• [WORK INSTRUCTIONS] Find the string "this" in the listing and report every line that has it.

• [MATERIAL TO PROCESS]
--
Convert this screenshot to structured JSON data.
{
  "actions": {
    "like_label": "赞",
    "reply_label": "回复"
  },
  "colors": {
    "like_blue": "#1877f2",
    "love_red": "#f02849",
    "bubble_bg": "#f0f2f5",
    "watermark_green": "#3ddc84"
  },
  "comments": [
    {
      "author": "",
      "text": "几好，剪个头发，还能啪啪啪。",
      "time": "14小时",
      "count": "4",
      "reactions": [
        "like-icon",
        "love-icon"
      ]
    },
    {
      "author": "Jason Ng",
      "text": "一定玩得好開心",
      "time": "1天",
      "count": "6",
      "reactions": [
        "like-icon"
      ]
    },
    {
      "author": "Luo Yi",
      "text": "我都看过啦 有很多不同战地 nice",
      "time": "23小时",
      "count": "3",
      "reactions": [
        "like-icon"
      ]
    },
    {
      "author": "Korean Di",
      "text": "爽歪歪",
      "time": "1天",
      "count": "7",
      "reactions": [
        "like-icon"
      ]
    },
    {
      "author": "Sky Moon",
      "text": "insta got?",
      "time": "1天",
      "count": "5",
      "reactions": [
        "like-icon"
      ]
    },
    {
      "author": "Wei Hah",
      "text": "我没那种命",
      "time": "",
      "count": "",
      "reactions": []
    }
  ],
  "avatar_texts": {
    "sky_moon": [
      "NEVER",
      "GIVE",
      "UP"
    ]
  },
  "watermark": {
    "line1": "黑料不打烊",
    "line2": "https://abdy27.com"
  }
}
--
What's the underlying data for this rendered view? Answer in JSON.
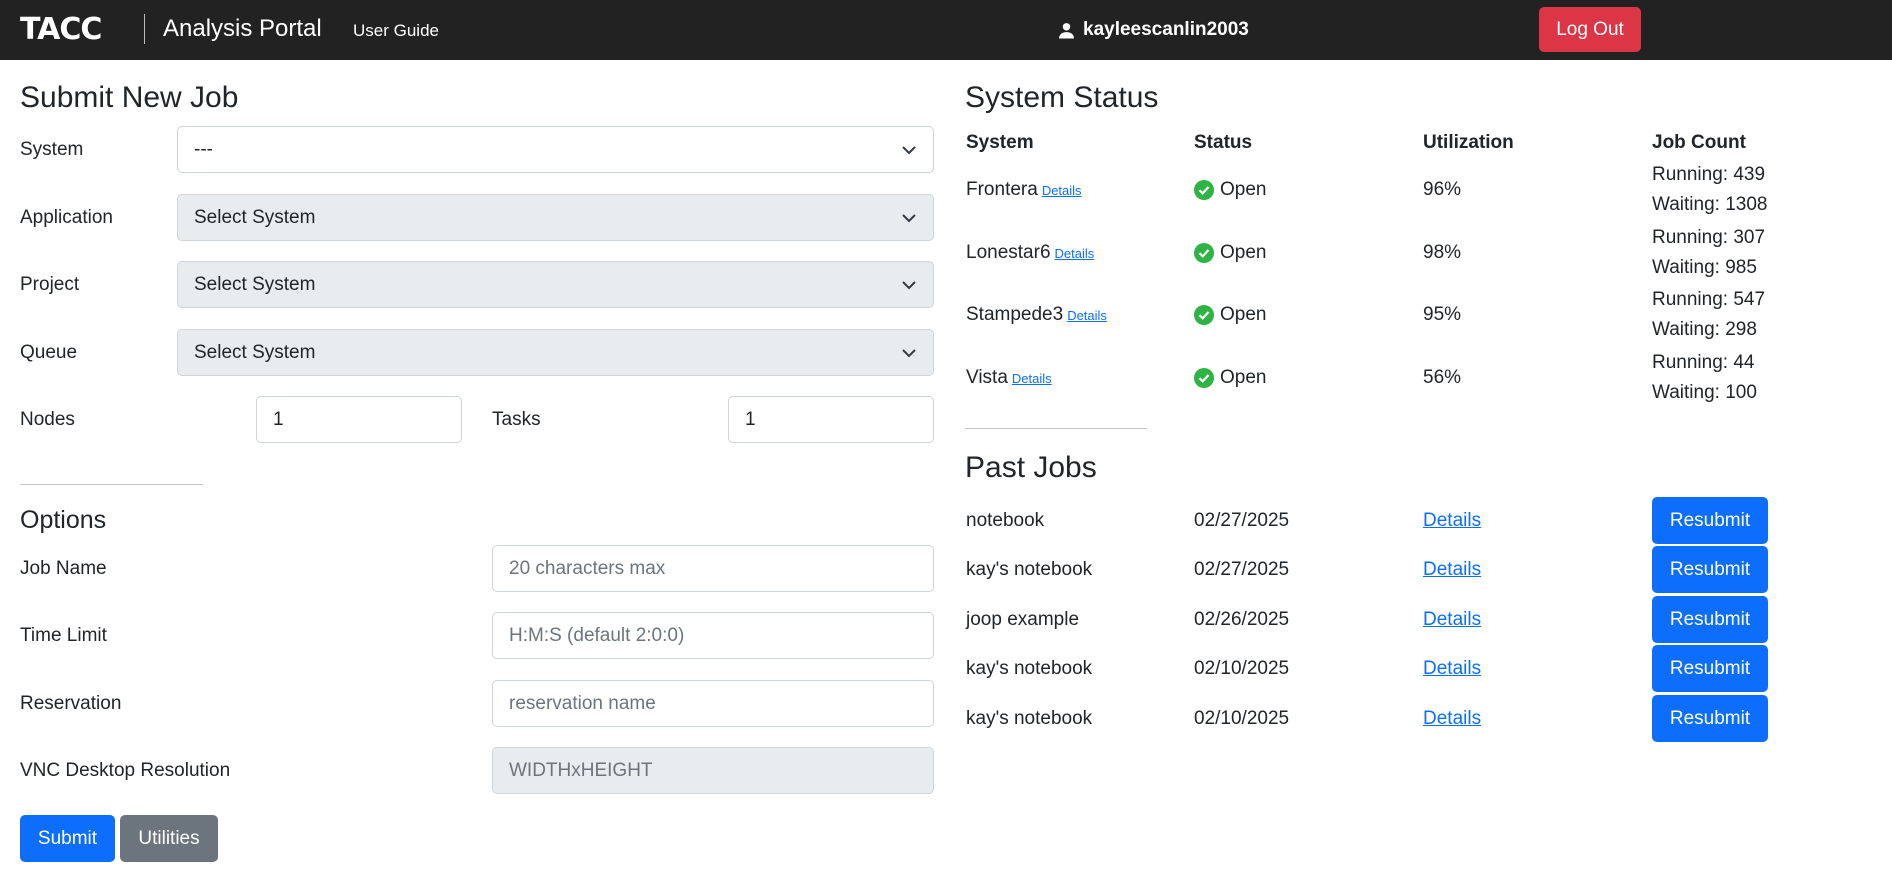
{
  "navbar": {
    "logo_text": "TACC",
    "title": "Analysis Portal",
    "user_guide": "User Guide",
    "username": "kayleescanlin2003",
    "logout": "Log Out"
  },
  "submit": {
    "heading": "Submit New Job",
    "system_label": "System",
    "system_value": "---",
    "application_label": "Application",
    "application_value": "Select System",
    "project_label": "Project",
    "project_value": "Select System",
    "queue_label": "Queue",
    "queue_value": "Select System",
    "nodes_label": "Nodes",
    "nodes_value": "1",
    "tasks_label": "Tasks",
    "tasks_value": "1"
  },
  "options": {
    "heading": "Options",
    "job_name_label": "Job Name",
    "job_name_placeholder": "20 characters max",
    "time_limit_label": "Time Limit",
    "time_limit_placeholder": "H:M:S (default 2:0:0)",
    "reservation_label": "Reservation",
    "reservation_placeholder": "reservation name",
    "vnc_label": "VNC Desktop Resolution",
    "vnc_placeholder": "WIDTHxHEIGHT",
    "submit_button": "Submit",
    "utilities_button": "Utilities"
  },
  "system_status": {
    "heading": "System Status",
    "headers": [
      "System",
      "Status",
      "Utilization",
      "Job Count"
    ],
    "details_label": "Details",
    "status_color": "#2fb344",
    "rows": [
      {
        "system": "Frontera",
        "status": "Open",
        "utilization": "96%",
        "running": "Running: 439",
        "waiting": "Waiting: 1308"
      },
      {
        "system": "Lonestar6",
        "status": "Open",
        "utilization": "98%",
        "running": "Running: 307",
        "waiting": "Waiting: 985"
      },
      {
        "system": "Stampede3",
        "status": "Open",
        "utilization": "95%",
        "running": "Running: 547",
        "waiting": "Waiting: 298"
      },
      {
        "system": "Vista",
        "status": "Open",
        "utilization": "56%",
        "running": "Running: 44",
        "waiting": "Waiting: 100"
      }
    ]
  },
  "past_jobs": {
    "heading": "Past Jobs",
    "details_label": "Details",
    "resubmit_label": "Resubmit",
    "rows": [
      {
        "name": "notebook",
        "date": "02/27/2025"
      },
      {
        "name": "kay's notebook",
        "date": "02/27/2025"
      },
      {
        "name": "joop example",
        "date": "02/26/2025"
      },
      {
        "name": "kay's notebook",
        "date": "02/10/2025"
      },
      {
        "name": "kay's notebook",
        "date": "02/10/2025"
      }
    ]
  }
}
--
• [SOLUTION TO THE PROBLEM]
Convert this screenshot to structured JSON data.
What's the underlying data for this rendered view? Answer in JSON.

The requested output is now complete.